**Written request**
Copy out each line that has "mortality" in it.

**** Dataset rows ****

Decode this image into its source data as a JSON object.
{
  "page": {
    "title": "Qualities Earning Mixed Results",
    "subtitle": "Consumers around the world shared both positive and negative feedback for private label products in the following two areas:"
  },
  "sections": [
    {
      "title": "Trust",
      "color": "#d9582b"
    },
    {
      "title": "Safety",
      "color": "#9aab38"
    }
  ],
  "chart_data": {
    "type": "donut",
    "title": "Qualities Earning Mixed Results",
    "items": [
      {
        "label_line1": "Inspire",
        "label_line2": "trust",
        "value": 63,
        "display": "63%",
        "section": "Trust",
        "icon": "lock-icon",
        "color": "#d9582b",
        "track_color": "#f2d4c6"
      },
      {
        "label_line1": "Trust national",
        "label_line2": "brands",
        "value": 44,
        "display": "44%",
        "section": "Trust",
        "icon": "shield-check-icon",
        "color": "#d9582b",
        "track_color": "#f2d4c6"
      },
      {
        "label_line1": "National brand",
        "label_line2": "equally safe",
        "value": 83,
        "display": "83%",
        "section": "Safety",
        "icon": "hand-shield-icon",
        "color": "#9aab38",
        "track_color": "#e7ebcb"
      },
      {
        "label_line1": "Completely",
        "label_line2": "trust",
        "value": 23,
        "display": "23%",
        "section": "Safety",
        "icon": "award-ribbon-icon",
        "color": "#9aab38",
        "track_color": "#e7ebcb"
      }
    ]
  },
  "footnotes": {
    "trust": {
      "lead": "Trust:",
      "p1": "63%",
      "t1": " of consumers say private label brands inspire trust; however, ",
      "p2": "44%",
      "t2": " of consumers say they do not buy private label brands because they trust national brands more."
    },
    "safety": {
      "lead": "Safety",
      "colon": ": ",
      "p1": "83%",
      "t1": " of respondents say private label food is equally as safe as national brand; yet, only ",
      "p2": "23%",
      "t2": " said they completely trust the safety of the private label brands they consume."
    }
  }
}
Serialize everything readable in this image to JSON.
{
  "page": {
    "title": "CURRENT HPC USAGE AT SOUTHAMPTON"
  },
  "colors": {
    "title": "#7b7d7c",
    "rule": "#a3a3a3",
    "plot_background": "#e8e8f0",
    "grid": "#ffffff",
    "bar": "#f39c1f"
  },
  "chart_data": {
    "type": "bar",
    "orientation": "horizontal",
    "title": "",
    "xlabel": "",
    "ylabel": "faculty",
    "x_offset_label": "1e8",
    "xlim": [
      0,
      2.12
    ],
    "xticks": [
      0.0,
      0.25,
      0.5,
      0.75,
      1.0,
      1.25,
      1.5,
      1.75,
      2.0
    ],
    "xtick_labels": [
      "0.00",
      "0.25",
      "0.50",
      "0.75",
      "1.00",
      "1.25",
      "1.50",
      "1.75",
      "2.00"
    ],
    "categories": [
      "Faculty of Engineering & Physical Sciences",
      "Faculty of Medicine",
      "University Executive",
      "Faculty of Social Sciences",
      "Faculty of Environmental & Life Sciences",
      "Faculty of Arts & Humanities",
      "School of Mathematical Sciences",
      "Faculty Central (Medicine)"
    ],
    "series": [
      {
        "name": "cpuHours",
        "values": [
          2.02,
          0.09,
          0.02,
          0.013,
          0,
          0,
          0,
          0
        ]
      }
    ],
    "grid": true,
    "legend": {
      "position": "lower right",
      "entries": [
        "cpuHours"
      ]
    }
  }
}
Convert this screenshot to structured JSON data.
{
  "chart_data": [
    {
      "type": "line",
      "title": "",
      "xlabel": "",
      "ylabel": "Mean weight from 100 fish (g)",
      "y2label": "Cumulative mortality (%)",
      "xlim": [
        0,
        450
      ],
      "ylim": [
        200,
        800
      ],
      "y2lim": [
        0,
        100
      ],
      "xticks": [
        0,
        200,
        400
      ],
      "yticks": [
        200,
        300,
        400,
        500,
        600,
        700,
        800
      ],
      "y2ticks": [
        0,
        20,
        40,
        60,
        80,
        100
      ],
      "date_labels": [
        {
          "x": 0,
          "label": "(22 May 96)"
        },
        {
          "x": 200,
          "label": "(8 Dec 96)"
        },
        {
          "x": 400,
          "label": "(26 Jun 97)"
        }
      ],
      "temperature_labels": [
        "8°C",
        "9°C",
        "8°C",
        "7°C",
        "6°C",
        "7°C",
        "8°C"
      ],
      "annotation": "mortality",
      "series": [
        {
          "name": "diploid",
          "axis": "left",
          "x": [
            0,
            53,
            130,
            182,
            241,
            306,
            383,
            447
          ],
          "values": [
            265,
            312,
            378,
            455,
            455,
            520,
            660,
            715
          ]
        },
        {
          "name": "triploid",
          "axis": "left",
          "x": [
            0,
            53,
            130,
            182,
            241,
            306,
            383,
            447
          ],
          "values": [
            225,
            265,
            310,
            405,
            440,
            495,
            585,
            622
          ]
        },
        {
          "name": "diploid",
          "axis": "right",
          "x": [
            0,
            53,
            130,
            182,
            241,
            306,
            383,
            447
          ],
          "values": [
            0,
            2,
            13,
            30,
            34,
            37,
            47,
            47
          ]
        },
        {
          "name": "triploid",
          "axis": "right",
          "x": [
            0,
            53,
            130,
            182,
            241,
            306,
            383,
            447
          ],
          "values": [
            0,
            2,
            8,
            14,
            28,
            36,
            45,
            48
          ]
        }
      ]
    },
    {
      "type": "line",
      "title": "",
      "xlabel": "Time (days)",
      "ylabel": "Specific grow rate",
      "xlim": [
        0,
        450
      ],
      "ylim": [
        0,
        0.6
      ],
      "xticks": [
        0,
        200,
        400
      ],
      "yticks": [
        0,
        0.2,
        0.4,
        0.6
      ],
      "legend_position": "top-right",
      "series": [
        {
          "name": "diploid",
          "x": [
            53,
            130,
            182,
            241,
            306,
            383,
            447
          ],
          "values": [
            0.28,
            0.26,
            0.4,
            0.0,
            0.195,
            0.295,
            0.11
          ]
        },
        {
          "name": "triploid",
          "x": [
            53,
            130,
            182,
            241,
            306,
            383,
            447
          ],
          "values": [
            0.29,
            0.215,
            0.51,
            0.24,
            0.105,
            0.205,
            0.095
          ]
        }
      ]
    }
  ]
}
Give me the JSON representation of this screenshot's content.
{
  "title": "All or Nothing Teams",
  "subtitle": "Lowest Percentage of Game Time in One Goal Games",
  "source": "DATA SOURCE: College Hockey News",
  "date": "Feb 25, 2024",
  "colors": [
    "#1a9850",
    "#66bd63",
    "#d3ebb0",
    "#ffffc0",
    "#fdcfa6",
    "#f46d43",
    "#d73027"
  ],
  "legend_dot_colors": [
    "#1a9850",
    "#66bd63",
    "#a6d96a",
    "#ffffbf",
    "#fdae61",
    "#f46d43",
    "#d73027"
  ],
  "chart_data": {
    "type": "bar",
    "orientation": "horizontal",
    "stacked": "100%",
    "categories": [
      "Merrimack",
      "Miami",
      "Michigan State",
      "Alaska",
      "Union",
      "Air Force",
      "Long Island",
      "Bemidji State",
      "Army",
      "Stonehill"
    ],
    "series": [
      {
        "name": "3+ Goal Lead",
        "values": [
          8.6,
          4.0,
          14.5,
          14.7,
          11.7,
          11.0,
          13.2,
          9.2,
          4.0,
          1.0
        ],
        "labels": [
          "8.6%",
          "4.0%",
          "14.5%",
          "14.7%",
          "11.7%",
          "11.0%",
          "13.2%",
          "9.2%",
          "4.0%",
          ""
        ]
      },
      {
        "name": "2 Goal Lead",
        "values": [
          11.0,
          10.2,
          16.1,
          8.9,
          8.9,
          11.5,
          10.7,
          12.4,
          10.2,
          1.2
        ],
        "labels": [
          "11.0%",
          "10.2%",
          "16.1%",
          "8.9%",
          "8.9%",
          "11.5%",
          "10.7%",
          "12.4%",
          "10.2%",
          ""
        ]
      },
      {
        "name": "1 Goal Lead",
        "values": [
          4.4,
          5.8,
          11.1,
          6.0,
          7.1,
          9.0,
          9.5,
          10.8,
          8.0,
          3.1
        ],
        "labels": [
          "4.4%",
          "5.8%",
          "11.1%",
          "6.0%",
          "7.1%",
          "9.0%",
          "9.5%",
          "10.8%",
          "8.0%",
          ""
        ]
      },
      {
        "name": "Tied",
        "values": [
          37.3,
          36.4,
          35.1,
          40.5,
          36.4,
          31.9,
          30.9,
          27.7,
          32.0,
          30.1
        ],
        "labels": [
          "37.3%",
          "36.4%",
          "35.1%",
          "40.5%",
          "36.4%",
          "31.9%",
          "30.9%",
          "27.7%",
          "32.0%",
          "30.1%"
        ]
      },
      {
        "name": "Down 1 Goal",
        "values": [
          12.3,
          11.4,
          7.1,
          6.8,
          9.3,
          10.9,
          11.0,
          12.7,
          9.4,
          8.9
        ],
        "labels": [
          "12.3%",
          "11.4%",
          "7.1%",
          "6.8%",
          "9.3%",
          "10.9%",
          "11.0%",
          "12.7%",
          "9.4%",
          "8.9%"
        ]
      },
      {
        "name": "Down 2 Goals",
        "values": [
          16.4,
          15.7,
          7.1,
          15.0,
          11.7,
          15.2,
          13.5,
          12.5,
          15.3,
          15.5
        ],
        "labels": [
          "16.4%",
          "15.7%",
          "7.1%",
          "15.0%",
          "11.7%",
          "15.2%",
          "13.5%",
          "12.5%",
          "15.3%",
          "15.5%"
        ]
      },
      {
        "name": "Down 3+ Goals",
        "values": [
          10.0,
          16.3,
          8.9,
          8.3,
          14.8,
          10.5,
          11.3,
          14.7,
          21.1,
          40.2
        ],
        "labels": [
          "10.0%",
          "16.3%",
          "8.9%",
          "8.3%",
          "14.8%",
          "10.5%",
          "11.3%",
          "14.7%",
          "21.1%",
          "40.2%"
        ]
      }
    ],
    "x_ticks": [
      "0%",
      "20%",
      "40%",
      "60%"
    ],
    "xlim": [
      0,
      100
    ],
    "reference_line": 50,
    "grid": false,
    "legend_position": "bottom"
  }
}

****

**Solution to the problem**
      "y2label": "Cumulative mortality (%)",
      "annotation": "mortality",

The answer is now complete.